**STORED RECORDS:**
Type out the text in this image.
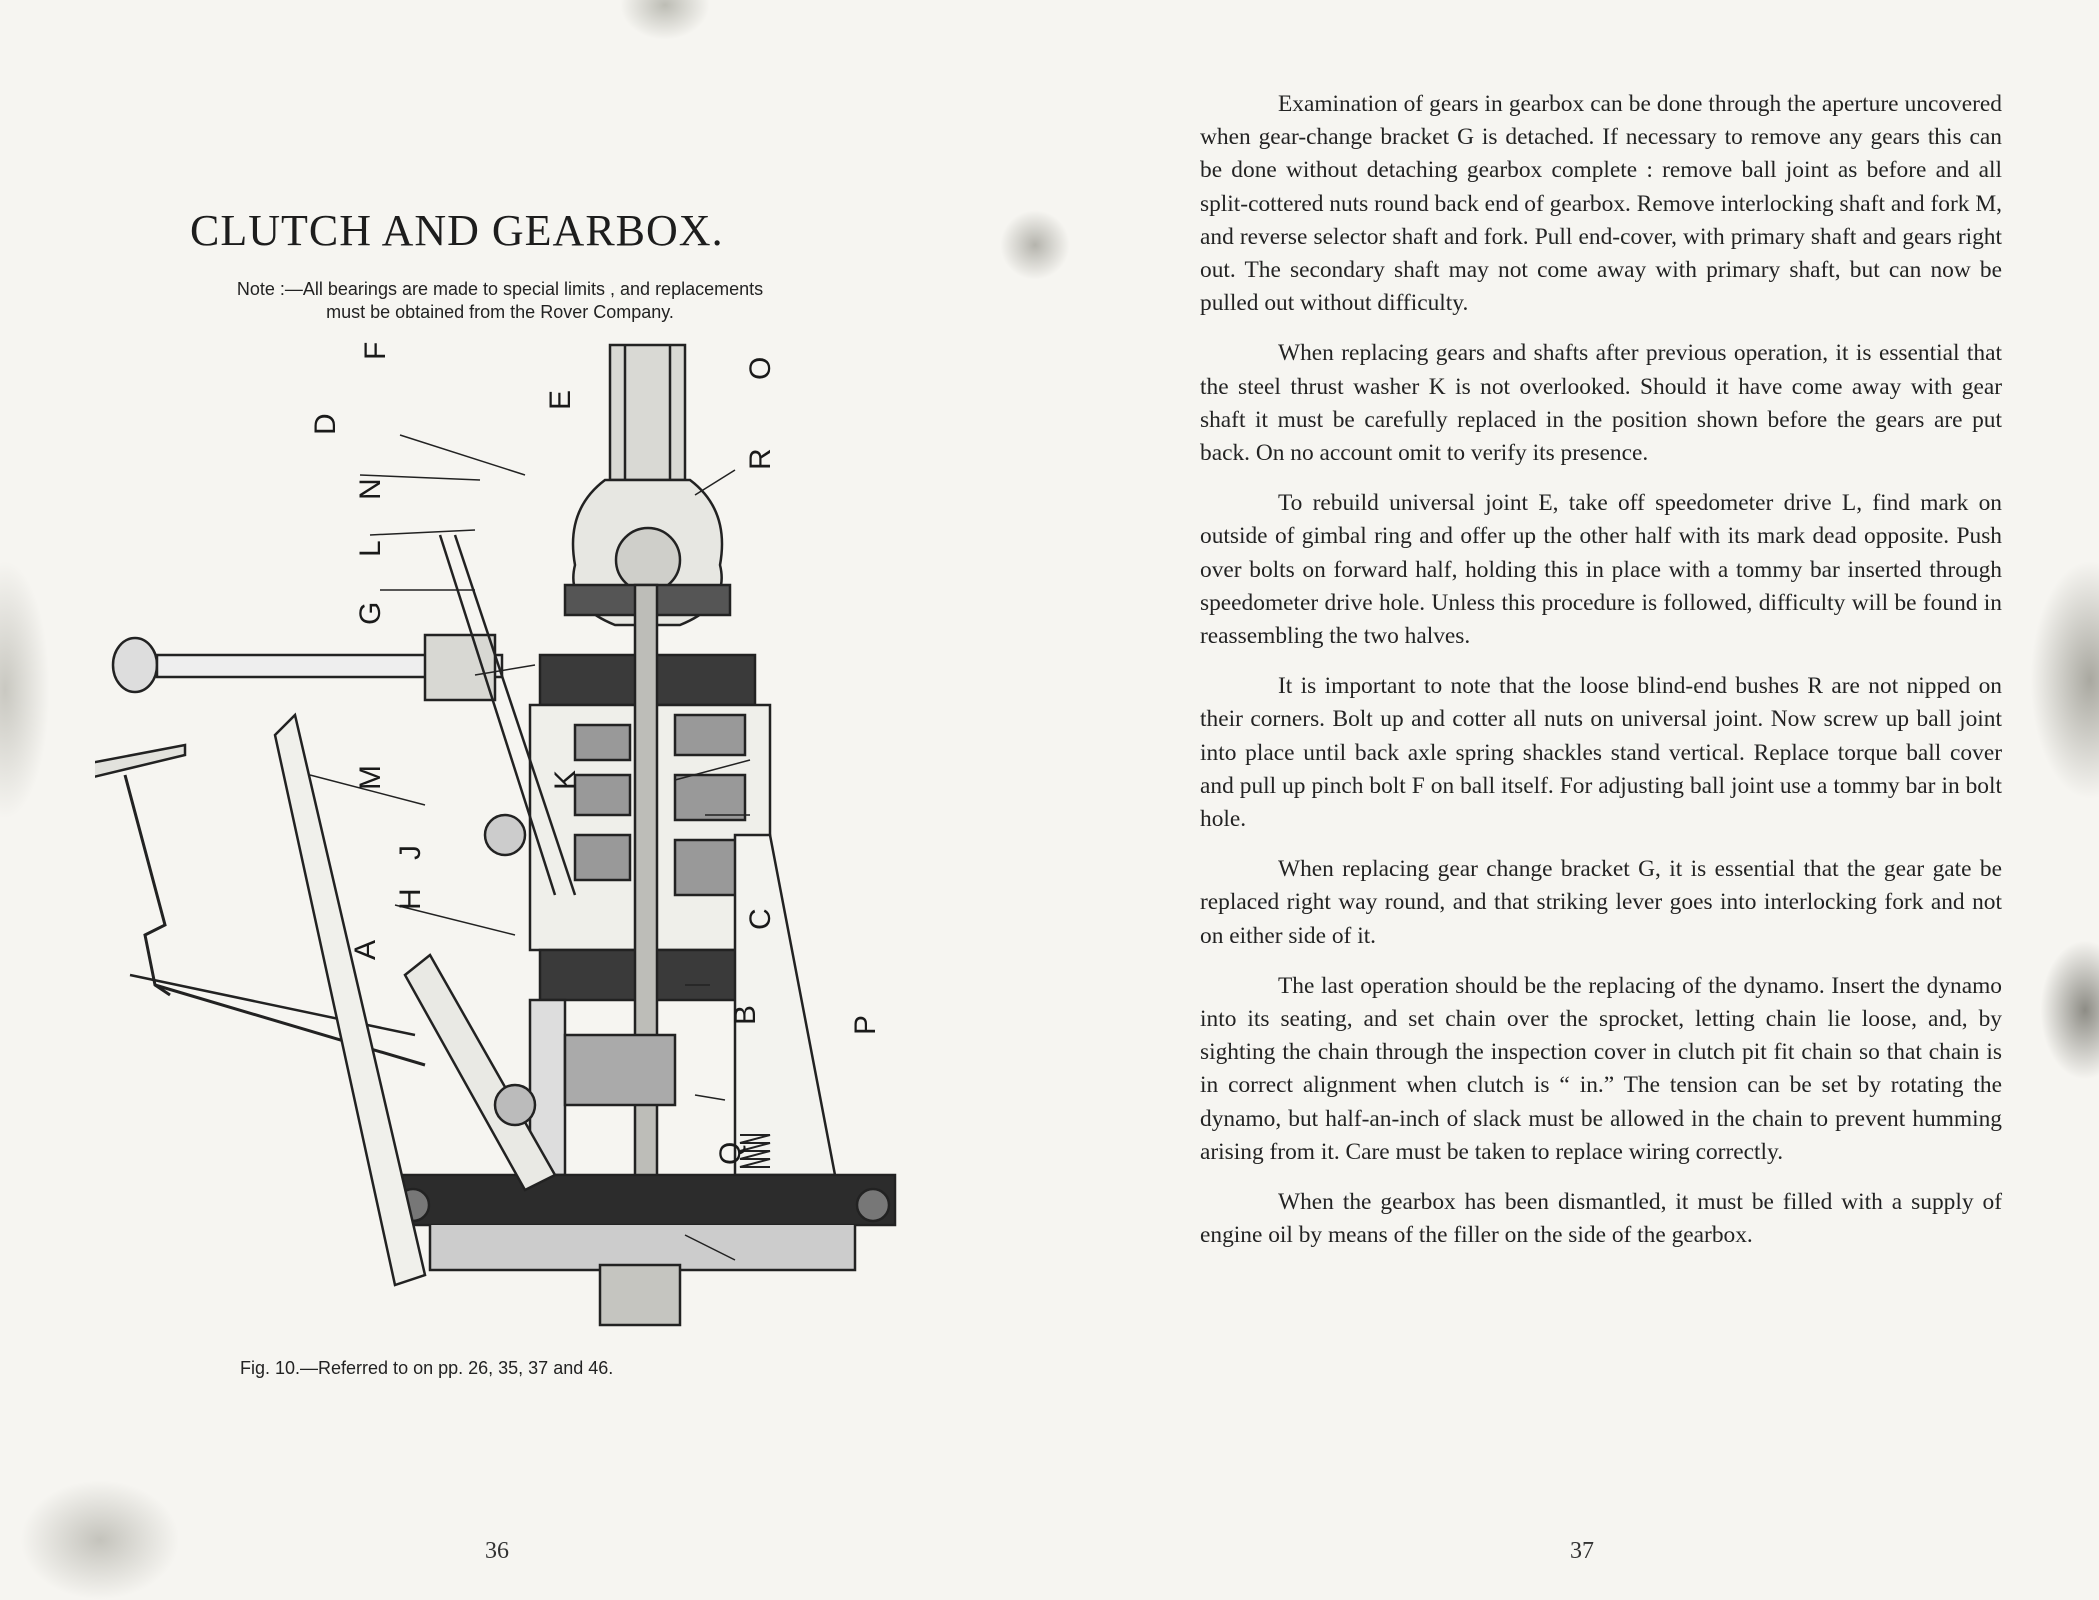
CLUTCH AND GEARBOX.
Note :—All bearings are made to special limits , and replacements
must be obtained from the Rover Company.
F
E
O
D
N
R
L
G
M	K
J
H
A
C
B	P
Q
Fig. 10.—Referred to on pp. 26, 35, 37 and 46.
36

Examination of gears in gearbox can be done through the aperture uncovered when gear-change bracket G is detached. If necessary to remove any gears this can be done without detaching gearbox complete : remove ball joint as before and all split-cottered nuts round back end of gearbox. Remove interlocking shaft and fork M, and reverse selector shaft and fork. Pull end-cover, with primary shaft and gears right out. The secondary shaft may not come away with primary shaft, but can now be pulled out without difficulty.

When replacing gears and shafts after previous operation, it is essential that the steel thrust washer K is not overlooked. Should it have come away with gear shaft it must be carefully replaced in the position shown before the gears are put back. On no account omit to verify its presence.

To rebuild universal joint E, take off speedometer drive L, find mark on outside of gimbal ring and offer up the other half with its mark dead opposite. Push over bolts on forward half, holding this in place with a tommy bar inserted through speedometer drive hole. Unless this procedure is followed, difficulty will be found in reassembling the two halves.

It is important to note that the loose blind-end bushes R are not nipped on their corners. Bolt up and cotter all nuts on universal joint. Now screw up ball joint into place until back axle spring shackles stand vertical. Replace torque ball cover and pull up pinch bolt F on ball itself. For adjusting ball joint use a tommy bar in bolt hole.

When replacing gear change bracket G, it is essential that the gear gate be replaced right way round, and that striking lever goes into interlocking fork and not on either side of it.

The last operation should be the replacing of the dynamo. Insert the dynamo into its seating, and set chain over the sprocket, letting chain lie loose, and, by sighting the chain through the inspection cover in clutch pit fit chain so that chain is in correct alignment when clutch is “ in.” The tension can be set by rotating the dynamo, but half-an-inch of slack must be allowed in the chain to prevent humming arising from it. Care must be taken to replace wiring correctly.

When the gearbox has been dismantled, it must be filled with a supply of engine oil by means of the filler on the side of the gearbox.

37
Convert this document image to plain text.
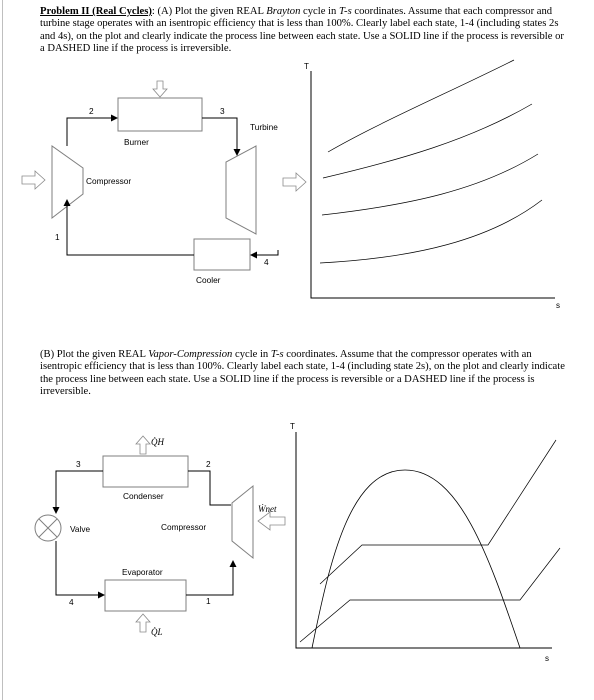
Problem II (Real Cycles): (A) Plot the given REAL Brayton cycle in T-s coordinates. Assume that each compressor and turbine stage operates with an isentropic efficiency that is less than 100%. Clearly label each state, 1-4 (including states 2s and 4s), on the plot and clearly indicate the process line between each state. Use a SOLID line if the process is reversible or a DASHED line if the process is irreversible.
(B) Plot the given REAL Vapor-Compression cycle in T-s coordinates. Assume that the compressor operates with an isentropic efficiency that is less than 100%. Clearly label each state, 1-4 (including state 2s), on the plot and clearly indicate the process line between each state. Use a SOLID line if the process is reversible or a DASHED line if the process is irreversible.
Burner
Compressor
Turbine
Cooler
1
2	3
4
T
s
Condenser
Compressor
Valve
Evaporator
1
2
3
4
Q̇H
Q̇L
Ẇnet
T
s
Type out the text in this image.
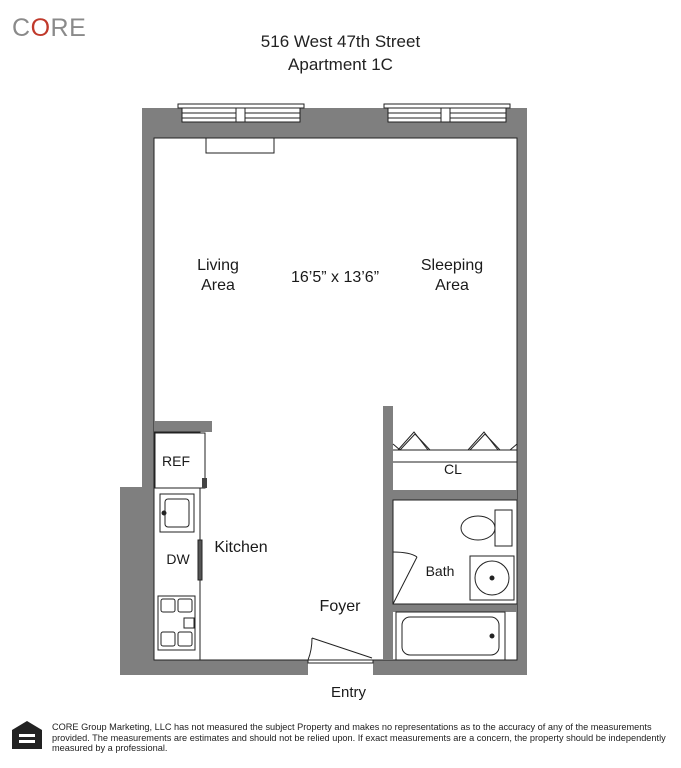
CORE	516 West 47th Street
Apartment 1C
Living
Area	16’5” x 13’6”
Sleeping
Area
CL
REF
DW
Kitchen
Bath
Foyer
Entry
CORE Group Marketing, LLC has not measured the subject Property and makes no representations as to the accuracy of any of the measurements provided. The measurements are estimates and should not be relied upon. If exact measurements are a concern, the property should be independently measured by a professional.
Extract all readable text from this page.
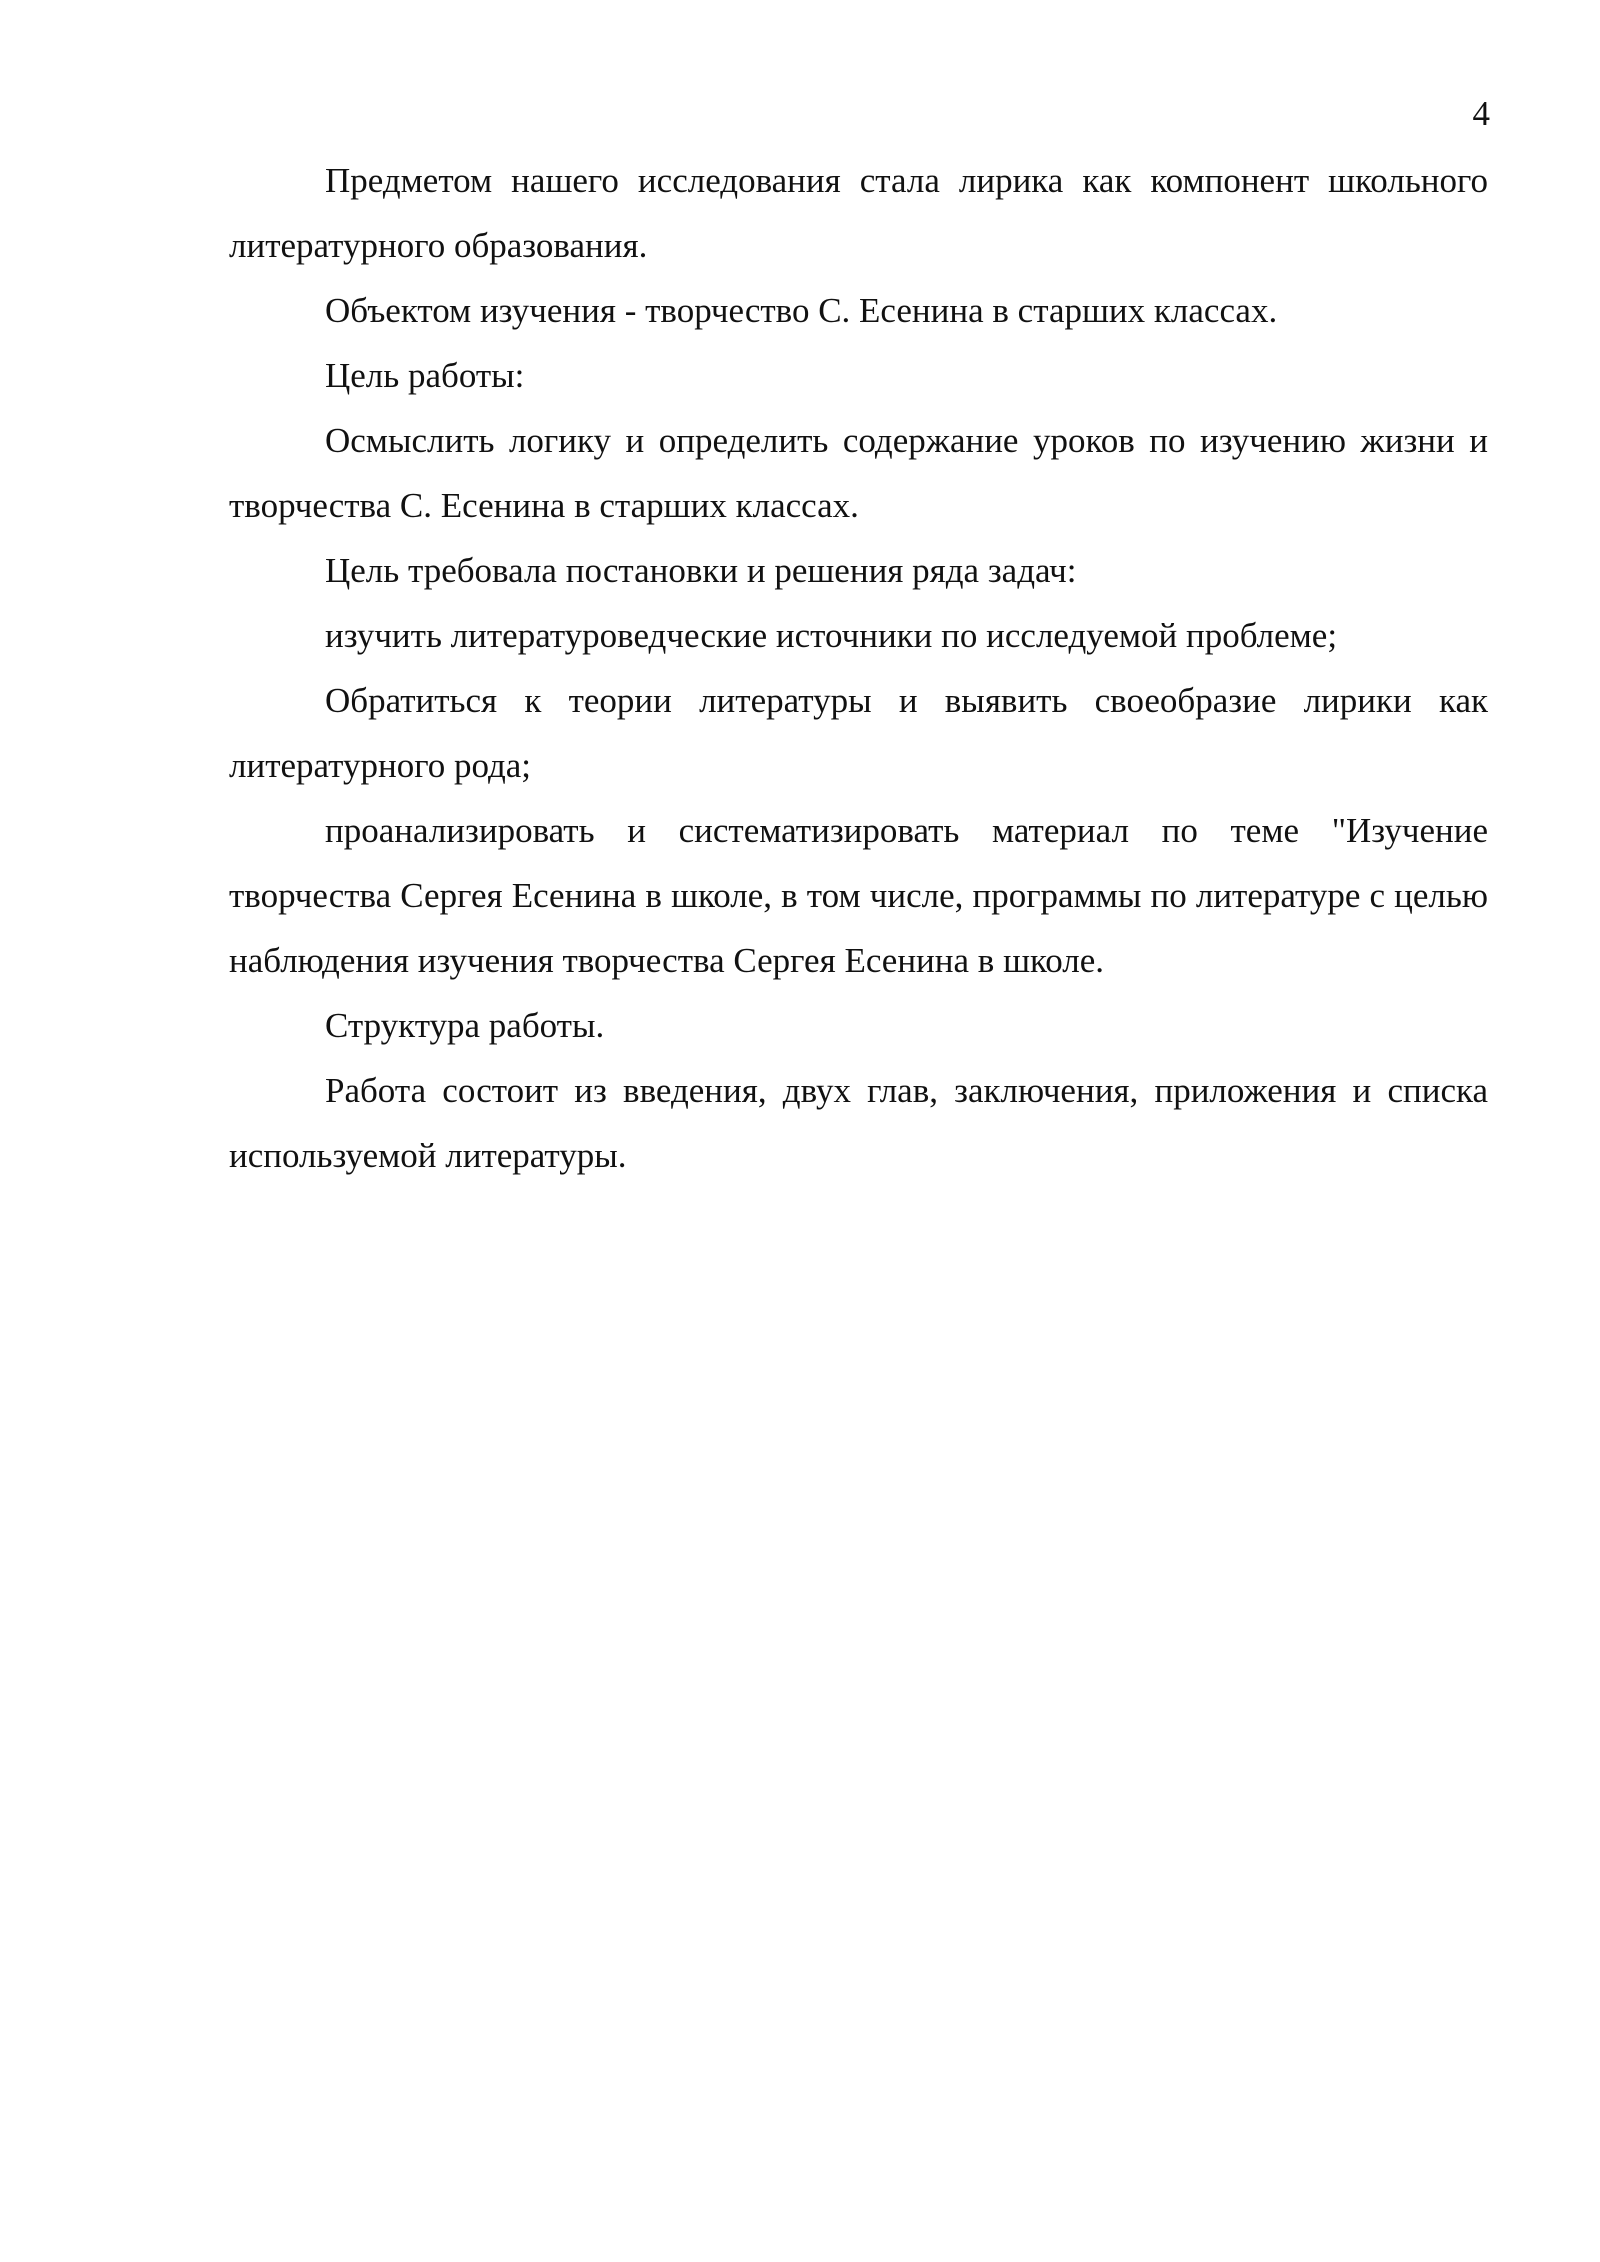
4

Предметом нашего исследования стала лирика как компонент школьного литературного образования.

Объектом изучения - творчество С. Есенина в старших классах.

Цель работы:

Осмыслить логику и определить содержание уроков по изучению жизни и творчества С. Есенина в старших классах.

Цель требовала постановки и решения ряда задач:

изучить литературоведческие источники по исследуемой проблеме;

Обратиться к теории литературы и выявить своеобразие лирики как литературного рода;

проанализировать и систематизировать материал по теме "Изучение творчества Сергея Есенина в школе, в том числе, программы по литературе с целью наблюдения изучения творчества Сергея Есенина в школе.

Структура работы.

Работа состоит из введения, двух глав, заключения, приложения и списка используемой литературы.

**THE PROBLEM:** Output each line of the listing above, word for word, from the one holding "Extract all readable text from this page." through the last line, both included; omit the pictures.

**WRITTEN REPLY:**
Extract all readable text from this page.
4

Предметом нашего исследования стала лирика как компонент школьного литературного образования.

Объектом изучения - творчество С. Есенина в старших классах.

Цель работы:

Осмыслить логику и определить содержание уроков по изучению жизни и творчества С. Есенина в старших классах.

Цель требовала постановки и решения ряда задач:

изучить литературоведческие источники по исследуемой проблеме;

Обратиться к теории литературы и выявить своеобразие лирики как литературного рода;

проанализировать и систематизировать материал по теме "Изучение творчества Сергея Есенина в школе, в том числе, программы по литературе с целью наблюдения изучения творчества Сергея Есенина в школе.

Структура работы.

Работа состоит из введения, двух глав, заключения, приложения и списка используемой литературы.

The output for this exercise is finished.